## DATA EXCERPTS
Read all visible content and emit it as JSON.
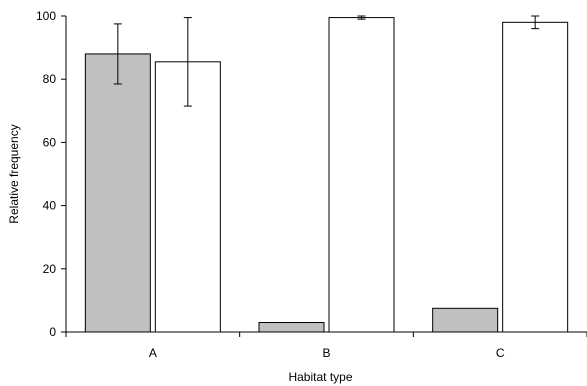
{
  "chart_data": {
    "type": "bar",
    "categories": [
      "A",
      "B",
      "C"
    ],
    "series": [
      {
        "values": [
          88,
          3,
          7.5
        ],
        "errors": [
          9.5,
          null,
          null
        ],
        "color": "#c0c0c0"
      },
      {
        "values": [
          85.5,
          99.5,
          98
        ],
        "errors": [
          14,
          0.5,
          2
        ],
        "color": "#ffffff"
      }
    ],
    "xlabel": "Habitat type",
    "ylabel": "Relative frequency",
    "ylim": [
      0,
      100
    ],
    "yticks": [
      0,
      20,
      40,
      60,
      80,
      100
    ],
    "grid": false,
    "legend": "none"
  }
}
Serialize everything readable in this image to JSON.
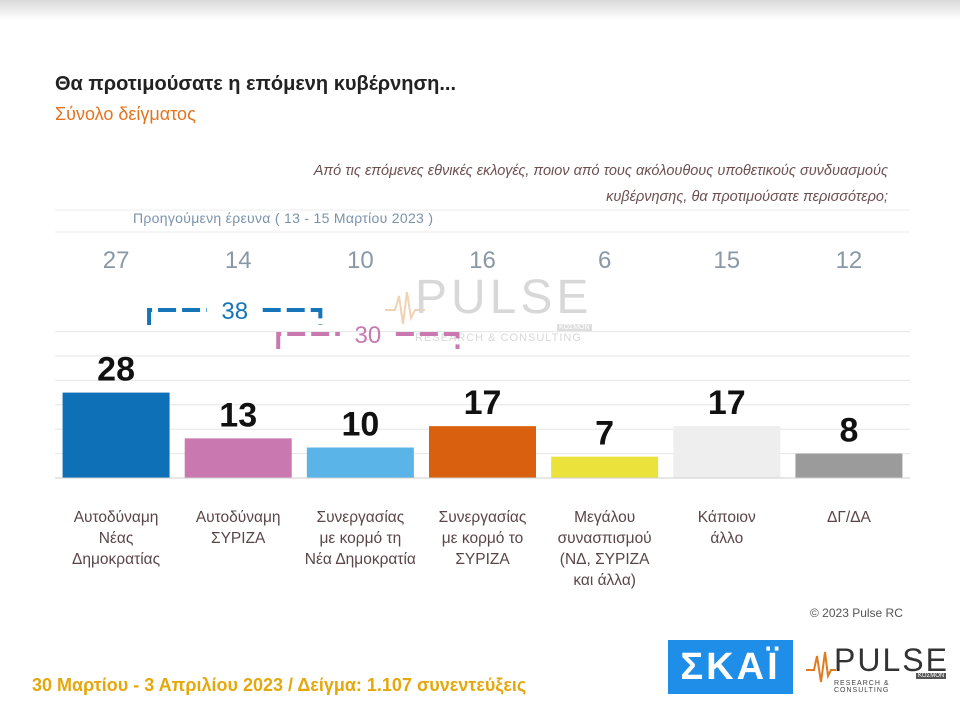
{
  "header": {
    "title": "Θα προτιμούσατε η επόμενη κυβέρνηση...",
    "subtitle": "Σύνολο δείγματος",
    "question_line1": "Από τις επόμενες εθνικές εκλογές, ποιον από τους ακόλουθους υποθετικούς συνδυασμούς",
    "question_line2": "κυβέρνησης, θα προτιμούσατε περισσότερο;",
    "previous_survey_label": "Προηγούμενη έρευνα  ( 13 - 15 Μαρτίου  2023 )"
  },
  "chart_data": {
    "type": "bar",
    "categories": [
      [
        "Αυτοδύναμη",
        "Νέας",
        "Δημοκρατίας"
      ],
      [
        "Αυτοδύναμη",
        "ΣΥΡΙΖΑ"
      ],
      [
        "Συνεργασίας",
        "με κορμό τη",
        "Νέα Δημοκρατία"
      ],
      [
        "Συνεργασίας",
        "με κορμό το",
        "ΣΥΡΙΖΑ"
      ],
      [
        "Μεγάλου",
        "συνασπισμού",
        "(ΝΔ, ΣΥΡΙΖΑ",
        "και άλλα)"
      ],
      [
        "Κάποιον",
        "άλλο"
      ],
      [
        "ΔΓ/ΔΑ"
      ]
    ],
    "values": [
      28,
      13,
      10,
      17,
      7,
      17,
      8
    ],
    "previous_values": [
      27,
      14,
      10,
      16,
      6,
      15,
      12
    ],
    "colors": [
      "#0e70b6",
      "#c979b0",
      "#5ab4e8",
      "#d8600e",
      "#ece23c",
      "#eeeeee",
      "#9b9b9b"
    ],
    "brackets": [
      {
        "value": "38",
        "from_category": 0,
        "to_category": 2,
        "color": "#1575b8"
      },
      {
        "value": "30",
        "from_category": 1,
        "to_category": 3,
        "color": "#c979b0"
      }
    ],
    "ylim": [
      0,
      48
    ],
    "grid": true
  },
  "footer": {
    "copyright": "© 2023 Pulse RC",
    "fieldwork": "30 Μαρτίου - 3  Απριλίου  2023  /  Δείγμα:  1.107 συνεντεύξεις",
    "skai_logo": "ΣΚΑΪ",
    "pulse_logo": "PULSE",
    "pulse_tagline": "RESEARCH & CONSULTING",
    "pulse_sub": "ΚΟΣΜΟΝ"
  },
  "watermark": {
    "word": "PULSE",
    "tagline": "RESEARCH & CONSULTING",
    "sub": "ΚΟΣΜΟΝ"
  }
}
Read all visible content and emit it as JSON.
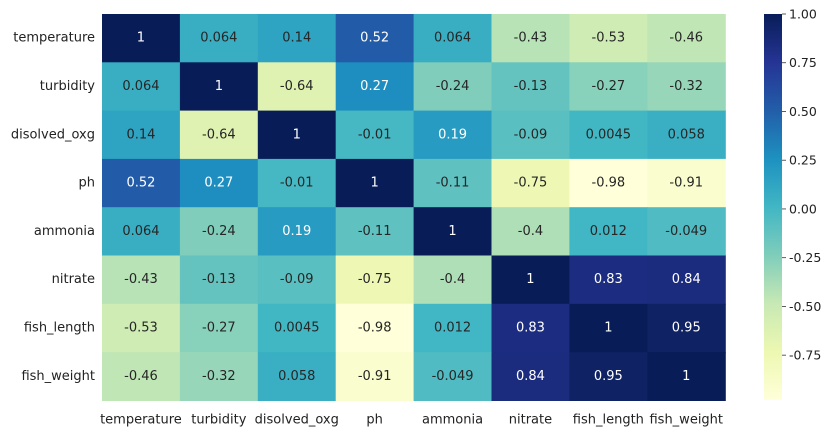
{
  "chart_data": {
    "type": "heatmap",
    "title": "",
    "xlabel": "",
    "ylabel": "",
    "rows": [
      "temperature",
      "turbidity",
      "disolved_oxg",
      "ph",
      "ammonia",
      "nitrate",
      "fish_length",
      "fish_weight"
    ],
    "columns": [
      "temperature",
      "turbidity",
      "disolved_oxg",
      "ph",
      "ammonia",
      "nitrate",
      "fish_length",
      "fish_weight"
    ],
    "values": [
      [
        1,
        0.064,
        0.14,
        0.52,
        0.064,
        -0.43,
        -0.53,
        -0.46
      ],
      [
        0.064,
        1,
        -0.64,
        0.27,
        -0.24,
        -0.13,
        -0.27,
        -0.32
      ],
      [
        0.14,
        -0.64,
        1,
        -0.01,
        0.19,
        -0.09,
        0.0045,
        0.058
      ],
      [
        0.52,
        0.27,
        -0.01,
        1,
        -0.11,
        -0.75,
        -0.98,
        -0.91
      ],
      [
        0.064,
        -0.24,
        0.19,
        -0.11,
        1,
        -0.4,
        0.012,
        -0.049
      ],
      [
        -0.43,
        -0.13,
        -0.09,
        -0.75,
        -0.4,
        1,
        0.83,
        0.84
      ],
      [
        -0.53,
        -0.27,
        0.0045,
        -0.98,
        0.012,
        0.83,
        1,
        0.95
      ],
      [
        -0.46,
        -0.32,
        0.058,
        -0.91,
        -0.049,
        0.84,
        0.95,
        1
      ]
    ],
    "annotations": [
      [
        "1",
        "0.064",
        "0.14",
        "0.52",
        "0.064",
        "-0.43",
        "-0.53",
        "-0.46"
      ],
      [
        "0.064",
        "1",
        "-0.64",
        "0.27",
        "-0.24",
        "-0.13",
        "-0.27",
        "-0.32"
      ],
      [
        "0.14",
        "-0.64",
        "1",
        "-0.01",
        "0.19",
        "-0.09",
        "0.0045",
        "0.058"
      ],
      [
        "0.52",
        "0.27",
        "-0.01",
        "1",
        "-0.11",
        "-0.75",
        "-0.98",
        "-0.91"
      ],
      [
        "0.064",
        "-0.24",
        "0.19",
        "-0.11",
        "1",
        "-0.4",
        "0.012",
        "-0.049"
      ],
      [
        "-0.43",
        "-0.13",
        "-0.09",
        "-0.75",
        "-0.4",
        "1",
        "0.83",
        "0.84"
      ],
      [
        "-0.53",
        "-0.27",
        "0.0045",
        "-0.98",
        "0.012",
        "0.83",
        "1",
        "0.95"
      ],
      [
        "-0.46",
        "-0.32",
        "0.058",
        "-0.91",
        "-0.049",
        "0.84",
        "0.95",
        "1"
      ]
    ],
    "colormap": "YlGnBu",
    "color_range": [
      -0.98,
      1
    ],
    "colorbar_ticks": [
      "1.00",
      "0.75",
      "0.50",
      "0.25",
      "0.00",
      "-0.25",
      "-0.50",
      "-0.75"
    ],
    "colorbar_tick_values": [
      1.0,
      0.75,
      0.5,
      0.25,
      0.0,
      -0.25,
      -0.5,
      -0.75
    ],
    "colors": {
      "annotation_dark_text": "#262626",
      "annotation_light_text": "#ffffff",
      "tick_text": "#222222"
    }
  }
}
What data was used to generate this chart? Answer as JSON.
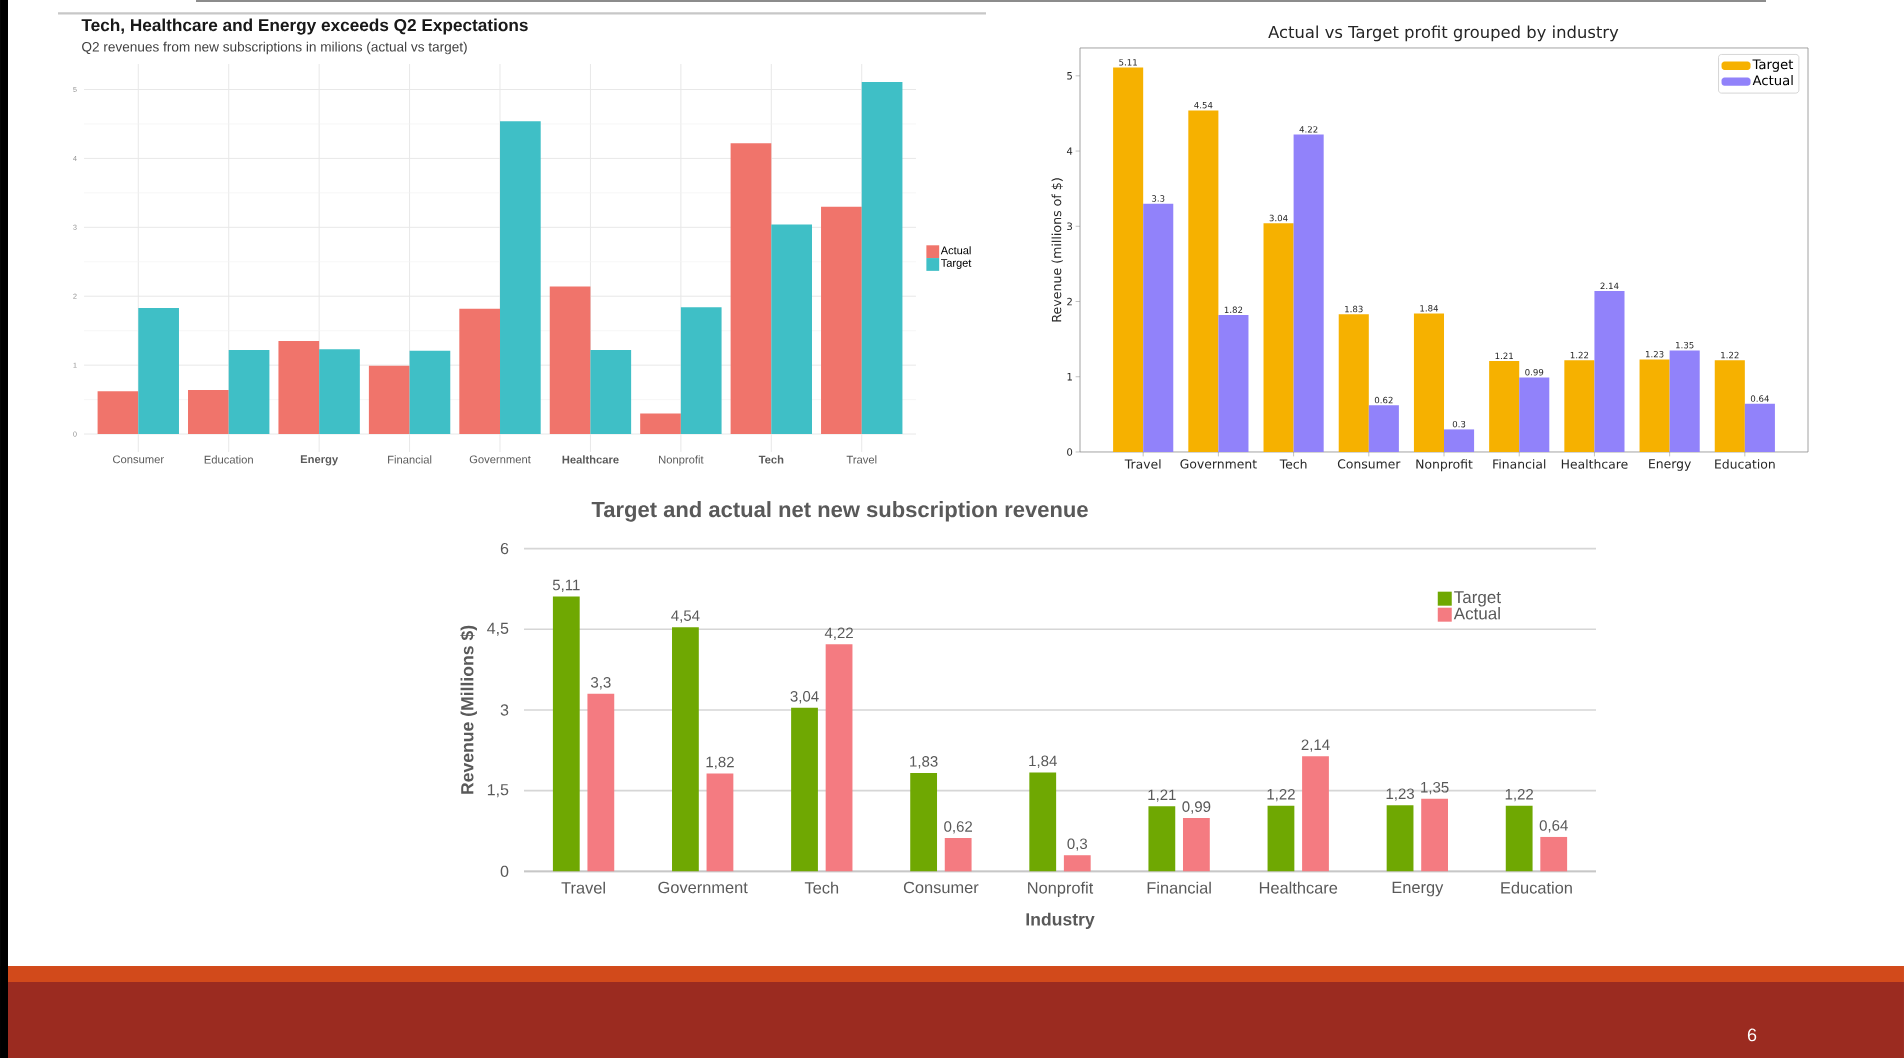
{
  "chart_data": [
    {
      "type": "bar",
      "title": "Tech, Healthcare and Energy exceeds Q2 Expectations",
      "subtitle": "Q2 revenues from new subscriptions in milions (actual vs target)",
      "categories": [
        "Consumer",
        "Education",
        "**Energy**",
        "Financial",
        "Government",
        "**Healthcare**",
        "Nonprofit",
        "**Tech**",
        "Travel"
      ],
      "series": [
        {
          "name": "Actual",
          "color": "#f0746b",
          "values": [
            0.62,
            0.64,
            1.35,
            0.99,
            1.82,
            2.14,
            0.3,
            4.22,
            3.3
          ]
        },
        {
          "name": "Target",
          "color": "#3fbfc6",
          "values": [
            1.83,
            1.22,
            1.23,
            1.21,
            4.54,
            1.22,
            1.84,
            3.04,
            5.11
          ]
        }
      ],
      "ylim": [
        -0.26,
        5.37
      ],
      "yticks": [
        0,
        1,
        2,
        3,
        4,
        5
      ],
      "grid": true,
      "legend": "right"
    },
    {
      "type": "bar",
      "title": "Actual vs Target profit grouped by industry",
      "ylabel": "Revenue (millions of $)",
      "categories": [
        "Travel",
        "Government",
        "Tech",
        "Consumer",
        "Nonprofit",
        "Financial",
        "Healthcare",
        "Energy",
        "Education"
      ],
      "series": [
        {
          "name": "Target",
          "color": "#f6b100",
          "values": [
            5.11,
            4.54,
            3.04,
            1.83,
            1.84,
            1.21,
            1.22,
            1.23,
            1.22
          ]
        },
        {
          "name": "Actual",
          "color": "#9182fa",
          "values": [
            3.3,
            1.82,
            4.22,
            0.62,
            0.3,
            0.99,
            2.14,
            1.35,
            0.64
          ]
        }
      ],
      "ylim": [
        0,
        5.37
      ],
      "yticks": [
        0,
        1,
        2,
        3,
        4,
        5
      ],
      "data_labels": true,
      "legend": "top right"
    },
    {
      "type": "bar",
      "title": "Target and actual net new subscription revenue",
      "xlabel": "Industry",
      "ylabel": "Revenue (Millions $)",
      "categories": [
        "Travel",
        "Government",
        "Tech",
        "Consumer",
        "Nonprofit",
        "Financial",
        "Healthcare",
        "Energy",
        "Education"
      ],
      "series": [
        {
          "name": "Target",
          "color": "#6fa802",
          "values": [
            5.11,
            4.54,
            3.04,
            1.83,
            1.84,
            1.21,
            1.22,
            1.23,
            1.22
          ],
          "value_labels": [
            "5,11",
            "4,54",
            "3,04",
            "1,83",
            "1,84",
            "1,21",
            "1,22",
            "1,23",
            "1,22"
          ]
        },
        {
          "name": "Actual",
          "color": "#f47b81",
          "values": [
            3.3,
            1.82,
            4.22,
            0.62,
            0.3,
            0.99,
            2.14,
            1.35,
            0.64
          ],
          "value_labels": [
            "3,3",
            "1,82",
            "4,22",
            "0,62",
            "0,3",
            "0,99",
            "2,14",
            "1,35",
            "0,64"
          ]
        }
      ],
      "ylim": [
        0,
        6
      ],
      "yticks": [
        0,
        {
          "value": 1.5,
          "label": "1,5"
        },
        3,
        {
          "value": 4.5,
          "label": "4,5"
        },
        6
      ],
      "grid": "y",
      "legend": "top right",
      "annotations": [
        "6"
      ]
    }
  ]
}
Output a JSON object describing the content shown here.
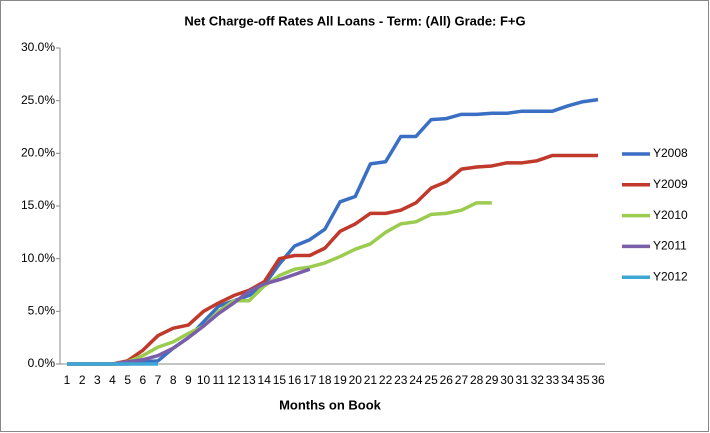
{
  "chart_data": {
    "type": "line",
    "title": "Net Charge-off Rates   All Loans - Term: (All)  Grade: F+G",
    "x_label": "Months on Book",
    "categories": [
      1,
      2,
      3,
      4,
      5,
      6,
      7,
      8,
      9,
      10,
      11,
      12,
      13,
      14,
      15,
      16,
      17,
      18,
      19,
      20,
      21,
      22,
      23,
      24,
      25,
      26,
      27,
      28,
      29,
      30,
      31,
      32,
      33,
      34,
      35,
      36
    ],
    "series": [
      {
        "name": "Y2008",
        "color": "#3a6fc4",
        "values": [
          0,
          0,
          0,
          0,
          0,
          0.2,
          0.3,
          1.5,
          2.5,
          4.0,
          5.5,
          6.0,
          6.5,
          7.5,
          9.5,
          11.2,
          11.8,
          12.8,
          15.4,
          15.9,
          19.0,
          19.2,
          21.6,
          21.6,
          23.2,
          23.3,
          23.7,
          23.7,
          23.8,
          23.8,
          24.0,
          24.0,
          24.0,
          24.5,
          24.9,
          25.1
        ]
      },
      {
        "name": "Y2009",
        "color": "#c0392b",
        "values": [
          0,
          0,
          0,
          0,
          0.3,
          1.3,
          2.7,
          3.4,
          3.7,
          5.0,
          5.8,
          6.5,
          7.0,
          7.8,
          10.0,
          10.3,
          10.3,
          11.0,
          12.6,
          13.3,
          14.3,
          14.3,
          14.6,
          15.3,
          16.7,
          17.3,
          18.5,
          18.7,
          18.8,
          19.1,
          19.1,
          19.3,
          19.8,
          19.8,
          19.8,
          19.8
        ]
      },
      {
        "name": "Y2010",
        "color": "#9bcc50",
        "values": [
          0,
          0,
          0,
          0,
          0.2,
          0.8,
          1.6,
          2.1,
          2.9,
          3.6,
          5.0,
          6.0,
          6.0,
          7.4,
          8.4,
          9.0,
          9.2,
          9.6,
          10.2,
          10.9,
          11.4,
          12.5,
          13.3,
          13.5,
          14.2,
          14.3,
          14.6,
          15.3,
          15.3,
          null,
          null,
          null,
          null,
          null,
          null,
          null
        ]
      },
      {
        "name": "Y2011",
        "color": "#7a5ea8",
        "values": [
          0,
          0,
          0,
          0,
          0.2,
          0.4,
          0.8,
          1.5,
          2.5,
          3.6,
          4.8,
          5.8,
          6.9,
          7.6,
          8.0,
          8.5,
          9.0,
          null,
          null,
          null,
          null,
          null,
          null,
          null,
          null,
          null,
          null,
          null,
          null,
          null,
          null,
          null,
          null,
          null,
          null,
          null
        ]
      },
      {
        "name": "Y2012",
        "color": "#3fa7d6",
        "values": [
          0,
          0,
          0,
          0,
          0,
          0,
          0,
          null,
          null,
          null,
          null,
          null,
          null,
          null,
          null,
          null,
          null,
          null,
          null,
          null,
          null,
          null,
          null,
          null,
          null,
          null,
          null,
          null,
          null,
          null,
          null,
          null,
          null,
          null,
          null,
          null
        ]
      }
    ],
    "ylim": [
      0,
      30
    ],
    "yticks": [
      {
        "value": 0,
        "label": "0.0%"
      },
      {
        "value": 5,
        "label": "5.0%"
      },
      {
        "value": 10,
        "label": "10.0%"
      },
      {
        "value": 15,
        "label": "15.0%"
      },
      {
        "value": 20,
        "label": "20.0%"
      },
      {
        "value": 25,
        "label": "25.0%"
      },
      {
        "value": 30,
        "label": "30.0%"
      }
    ],
    "grid": false,
    "legend": "right"
  }
}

## WHAT YOU NEED TO DO
Write out every line of the preceding listing that contains "subtitle".

## RESPONSE FOR THIS EXERCISE
    "subtitle": "Σύνολο δείγματος",
      "subtitle": "Q2 revenues from new subscriptions in milions (actual vs target)",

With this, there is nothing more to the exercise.